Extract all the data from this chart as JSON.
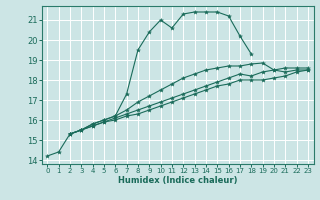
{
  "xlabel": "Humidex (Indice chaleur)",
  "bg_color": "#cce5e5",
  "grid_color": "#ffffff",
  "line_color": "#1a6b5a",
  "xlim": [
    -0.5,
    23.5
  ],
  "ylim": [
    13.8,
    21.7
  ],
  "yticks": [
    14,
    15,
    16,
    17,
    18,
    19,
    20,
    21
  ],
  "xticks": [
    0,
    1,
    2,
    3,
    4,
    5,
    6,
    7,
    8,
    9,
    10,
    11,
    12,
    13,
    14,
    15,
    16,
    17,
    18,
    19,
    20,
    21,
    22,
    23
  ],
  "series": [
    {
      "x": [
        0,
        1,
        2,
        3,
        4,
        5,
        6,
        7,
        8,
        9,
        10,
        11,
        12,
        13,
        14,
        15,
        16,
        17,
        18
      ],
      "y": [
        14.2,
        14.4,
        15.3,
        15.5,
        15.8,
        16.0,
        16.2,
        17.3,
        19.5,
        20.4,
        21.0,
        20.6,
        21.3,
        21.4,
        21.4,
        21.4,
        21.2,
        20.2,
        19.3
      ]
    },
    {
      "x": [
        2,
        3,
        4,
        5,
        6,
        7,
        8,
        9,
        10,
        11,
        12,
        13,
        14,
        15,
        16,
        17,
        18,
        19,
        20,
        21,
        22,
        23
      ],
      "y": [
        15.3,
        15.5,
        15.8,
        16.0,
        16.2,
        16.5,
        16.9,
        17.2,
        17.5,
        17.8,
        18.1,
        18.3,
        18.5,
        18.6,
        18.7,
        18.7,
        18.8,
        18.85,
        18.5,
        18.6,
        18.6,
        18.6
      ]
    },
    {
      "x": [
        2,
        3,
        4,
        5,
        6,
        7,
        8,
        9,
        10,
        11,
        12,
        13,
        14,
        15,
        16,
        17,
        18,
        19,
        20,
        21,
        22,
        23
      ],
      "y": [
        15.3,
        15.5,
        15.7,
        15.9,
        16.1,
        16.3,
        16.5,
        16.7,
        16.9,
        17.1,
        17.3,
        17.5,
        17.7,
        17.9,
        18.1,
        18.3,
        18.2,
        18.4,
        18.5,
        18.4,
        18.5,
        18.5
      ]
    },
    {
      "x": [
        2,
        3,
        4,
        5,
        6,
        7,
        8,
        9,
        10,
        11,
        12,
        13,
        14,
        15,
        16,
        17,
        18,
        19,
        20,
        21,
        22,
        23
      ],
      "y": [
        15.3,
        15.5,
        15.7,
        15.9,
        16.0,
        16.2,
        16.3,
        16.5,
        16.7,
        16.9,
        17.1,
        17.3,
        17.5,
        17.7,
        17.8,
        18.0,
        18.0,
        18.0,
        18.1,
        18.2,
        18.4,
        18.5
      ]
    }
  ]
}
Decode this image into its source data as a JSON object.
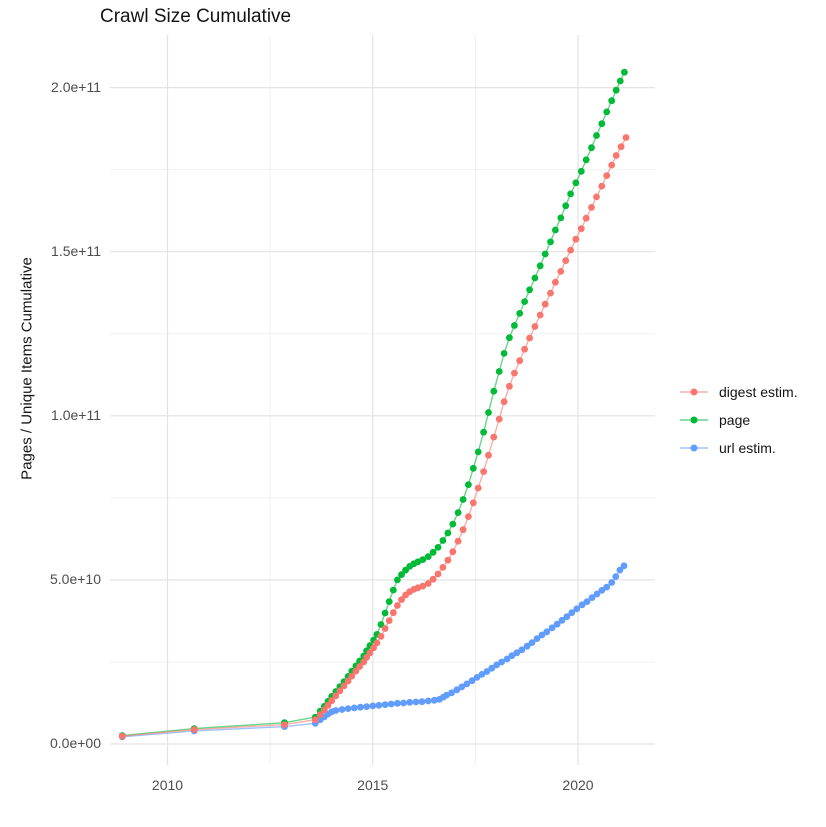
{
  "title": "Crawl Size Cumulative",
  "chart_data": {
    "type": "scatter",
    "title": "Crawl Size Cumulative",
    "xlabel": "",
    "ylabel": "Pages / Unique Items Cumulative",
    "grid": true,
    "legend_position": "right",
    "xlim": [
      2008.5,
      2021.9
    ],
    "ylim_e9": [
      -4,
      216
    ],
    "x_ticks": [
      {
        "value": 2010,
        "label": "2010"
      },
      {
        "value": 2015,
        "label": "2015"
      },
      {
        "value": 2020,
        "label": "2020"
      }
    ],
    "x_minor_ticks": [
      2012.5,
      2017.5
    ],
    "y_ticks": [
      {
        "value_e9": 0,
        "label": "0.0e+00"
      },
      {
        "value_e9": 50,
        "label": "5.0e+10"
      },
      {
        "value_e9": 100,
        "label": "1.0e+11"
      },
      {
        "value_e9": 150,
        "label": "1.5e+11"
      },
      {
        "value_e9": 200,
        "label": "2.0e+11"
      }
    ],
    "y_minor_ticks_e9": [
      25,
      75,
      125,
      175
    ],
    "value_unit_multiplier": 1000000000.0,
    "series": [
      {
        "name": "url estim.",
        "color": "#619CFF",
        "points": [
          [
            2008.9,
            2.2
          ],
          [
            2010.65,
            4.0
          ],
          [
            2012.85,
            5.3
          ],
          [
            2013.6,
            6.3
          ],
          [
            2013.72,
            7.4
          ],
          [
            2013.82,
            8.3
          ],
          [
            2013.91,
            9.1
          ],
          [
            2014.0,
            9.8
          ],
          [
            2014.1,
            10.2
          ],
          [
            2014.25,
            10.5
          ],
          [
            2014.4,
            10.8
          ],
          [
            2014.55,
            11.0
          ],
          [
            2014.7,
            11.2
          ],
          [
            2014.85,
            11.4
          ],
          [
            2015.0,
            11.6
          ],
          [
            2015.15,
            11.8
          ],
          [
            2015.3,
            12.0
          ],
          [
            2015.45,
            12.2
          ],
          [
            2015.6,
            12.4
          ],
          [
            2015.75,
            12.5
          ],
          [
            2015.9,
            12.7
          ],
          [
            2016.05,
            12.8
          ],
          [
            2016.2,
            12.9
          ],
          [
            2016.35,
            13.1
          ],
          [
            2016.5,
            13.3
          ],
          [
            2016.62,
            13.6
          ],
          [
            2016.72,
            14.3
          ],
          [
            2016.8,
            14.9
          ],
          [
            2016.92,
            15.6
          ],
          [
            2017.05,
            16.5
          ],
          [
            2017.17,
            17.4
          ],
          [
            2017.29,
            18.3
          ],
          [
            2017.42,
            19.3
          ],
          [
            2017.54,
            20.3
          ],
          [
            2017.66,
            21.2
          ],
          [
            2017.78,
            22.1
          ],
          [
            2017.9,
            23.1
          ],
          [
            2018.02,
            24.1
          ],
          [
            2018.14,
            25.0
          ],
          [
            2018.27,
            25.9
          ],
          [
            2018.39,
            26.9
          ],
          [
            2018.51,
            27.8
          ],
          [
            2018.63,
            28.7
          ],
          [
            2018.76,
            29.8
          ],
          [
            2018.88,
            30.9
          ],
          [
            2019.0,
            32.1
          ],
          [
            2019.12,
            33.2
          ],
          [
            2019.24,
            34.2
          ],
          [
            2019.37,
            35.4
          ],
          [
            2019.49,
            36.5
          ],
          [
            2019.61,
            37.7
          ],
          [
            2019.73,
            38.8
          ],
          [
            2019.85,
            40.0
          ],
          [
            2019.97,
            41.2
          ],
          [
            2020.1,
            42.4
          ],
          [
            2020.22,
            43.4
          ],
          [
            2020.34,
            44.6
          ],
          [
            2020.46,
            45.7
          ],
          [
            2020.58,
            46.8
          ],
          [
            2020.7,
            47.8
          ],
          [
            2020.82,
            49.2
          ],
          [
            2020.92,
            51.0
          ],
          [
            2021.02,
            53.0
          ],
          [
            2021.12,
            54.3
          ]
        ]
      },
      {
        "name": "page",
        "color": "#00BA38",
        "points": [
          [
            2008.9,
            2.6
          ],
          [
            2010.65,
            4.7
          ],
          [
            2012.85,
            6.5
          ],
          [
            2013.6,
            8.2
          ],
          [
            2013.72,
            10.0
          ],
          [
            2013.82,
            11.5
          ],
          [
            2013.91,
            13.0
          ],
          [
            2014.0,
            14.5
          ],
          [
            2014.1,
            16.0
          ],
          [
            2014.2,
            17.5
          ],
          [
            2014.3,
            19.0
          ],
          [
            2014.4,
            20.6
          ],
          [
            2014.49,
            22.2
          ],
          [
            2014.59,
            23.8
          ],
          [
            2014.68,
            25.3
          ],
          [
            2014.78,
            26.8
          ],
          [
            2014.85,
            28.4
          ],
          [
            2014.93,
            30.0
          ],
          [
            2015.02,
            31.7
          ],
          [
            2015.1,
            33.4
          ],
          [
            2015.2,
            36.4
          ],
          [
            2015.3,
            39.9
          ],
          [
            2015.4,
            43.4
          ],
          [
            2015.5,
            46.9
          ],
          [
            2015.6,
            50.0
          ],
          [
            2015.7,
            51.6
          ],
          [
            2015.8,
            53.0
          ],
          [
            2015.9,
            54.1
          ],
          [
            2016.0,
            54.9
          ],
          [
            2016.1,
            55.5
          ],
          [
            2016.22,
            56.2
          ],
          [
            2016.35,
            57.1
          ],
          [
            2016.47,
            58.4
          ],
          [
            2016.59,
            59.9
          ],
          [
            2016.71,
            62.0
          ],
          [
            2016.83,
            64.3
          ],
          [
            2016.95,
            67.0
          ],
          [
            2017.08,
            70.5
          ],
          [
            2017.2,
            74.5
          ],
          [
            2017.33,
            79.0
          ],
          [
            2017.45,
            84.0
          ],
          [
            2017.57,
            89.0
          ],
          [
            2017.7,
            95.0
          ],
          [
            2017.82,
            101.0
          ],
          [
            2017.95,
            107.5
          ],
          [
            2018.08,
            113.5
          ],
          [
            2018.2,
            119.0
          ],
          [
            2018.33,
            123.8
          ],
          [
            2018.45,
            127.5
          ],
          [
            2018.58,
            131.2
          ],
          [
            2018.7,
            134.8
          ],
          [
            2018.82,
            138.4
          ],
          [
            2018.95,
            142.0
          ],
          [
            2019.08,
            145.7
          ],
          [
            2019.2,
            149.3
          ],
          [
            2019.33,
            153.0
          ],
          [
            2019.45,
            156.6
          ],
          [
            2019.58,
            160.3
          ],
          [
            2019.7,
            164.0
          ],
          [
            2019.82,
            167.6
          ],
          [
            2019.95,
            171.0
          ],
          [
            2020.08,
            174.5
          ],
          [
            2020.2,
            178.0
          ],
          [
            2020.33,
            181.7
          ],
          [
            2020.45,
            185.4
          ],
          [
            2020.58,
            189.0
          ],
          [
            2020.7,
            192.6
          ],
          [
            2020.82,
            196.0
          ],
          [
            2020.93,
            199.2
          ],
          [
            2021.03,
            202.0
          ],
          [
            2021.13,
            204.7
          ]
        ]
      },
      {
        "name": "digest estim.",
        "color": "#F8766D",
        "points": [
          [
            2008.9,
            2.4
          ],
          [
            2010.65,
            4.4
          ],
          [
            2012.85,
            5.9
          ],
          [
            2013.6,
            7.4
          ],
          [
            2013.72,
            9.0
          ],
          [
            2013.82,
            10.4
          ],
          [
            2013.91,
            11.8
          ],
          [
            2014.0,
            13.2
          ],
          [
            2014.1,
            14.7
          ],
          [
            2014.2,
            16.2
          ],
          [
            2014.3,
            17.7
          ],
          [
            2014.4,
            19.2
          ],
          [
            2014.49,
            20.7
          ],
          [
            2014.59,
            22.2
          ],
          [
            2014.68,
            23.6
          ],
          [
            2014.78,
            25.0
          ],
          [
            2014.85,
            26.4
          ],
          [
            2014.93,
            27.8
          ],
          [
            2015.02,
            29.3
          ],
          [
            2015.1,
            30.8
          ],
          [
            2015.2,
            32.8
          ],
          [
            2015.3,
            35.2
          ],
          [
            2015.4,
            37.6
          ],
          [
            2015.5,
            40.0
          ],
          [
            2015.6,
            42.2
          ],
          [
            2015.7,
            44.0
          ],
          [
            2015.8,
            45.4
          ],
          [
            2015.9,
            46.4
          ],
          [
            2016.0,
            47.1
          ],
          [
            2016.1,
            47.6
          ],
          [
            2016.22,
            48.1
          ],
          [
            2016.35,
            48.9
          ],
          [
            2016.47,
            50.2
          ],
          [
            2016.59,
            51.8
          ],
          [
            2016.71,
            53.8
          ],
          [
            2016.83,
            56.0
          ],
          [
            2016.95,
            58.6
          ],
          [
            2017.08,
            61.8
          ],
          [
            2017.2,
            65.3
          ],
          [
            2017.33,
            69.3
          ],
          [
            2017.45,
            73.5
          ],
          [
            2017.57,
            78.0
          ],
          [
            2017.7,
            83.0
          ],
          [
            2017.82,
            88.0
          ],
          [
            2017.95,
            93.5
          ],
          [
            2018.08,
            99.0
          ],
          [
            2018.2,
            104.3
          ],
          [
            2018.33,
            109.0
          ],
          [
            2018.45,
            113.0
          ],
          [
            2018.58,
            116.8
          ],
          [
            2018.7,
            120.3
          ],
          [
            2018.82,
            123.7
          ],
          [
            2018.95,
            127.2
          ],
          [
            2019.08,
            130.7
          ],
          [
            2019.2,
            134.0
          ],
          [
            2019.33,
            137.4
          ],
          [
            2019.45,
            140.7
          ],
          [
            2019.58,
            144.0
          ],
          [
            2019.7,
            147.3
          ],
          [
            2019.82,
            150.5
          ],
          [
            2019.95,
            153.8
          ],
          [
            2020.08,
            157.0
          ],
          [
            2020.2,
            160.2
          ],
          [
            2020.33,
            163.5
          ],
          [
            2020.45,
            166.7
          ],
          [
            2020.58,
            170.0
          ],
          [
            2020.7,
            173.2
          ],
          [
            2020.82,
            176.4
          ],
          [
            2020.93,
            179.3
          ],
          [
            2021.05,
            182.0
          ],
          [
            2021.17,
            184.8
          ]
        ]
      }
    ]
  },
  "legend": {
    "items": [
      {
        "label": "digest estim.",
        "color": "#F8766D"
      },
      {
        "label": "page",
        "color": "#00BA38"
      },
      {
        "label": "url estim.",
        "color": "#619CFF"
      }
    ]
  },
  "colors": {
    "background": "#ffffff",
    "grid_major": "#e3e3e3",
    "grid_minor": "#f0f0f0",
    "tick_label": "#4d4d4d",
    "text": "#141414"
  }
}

### EXERCISE TASK
Using the listing above, work out how many of its lines include "digest", and give only the result.

### TASK OUTPUT
2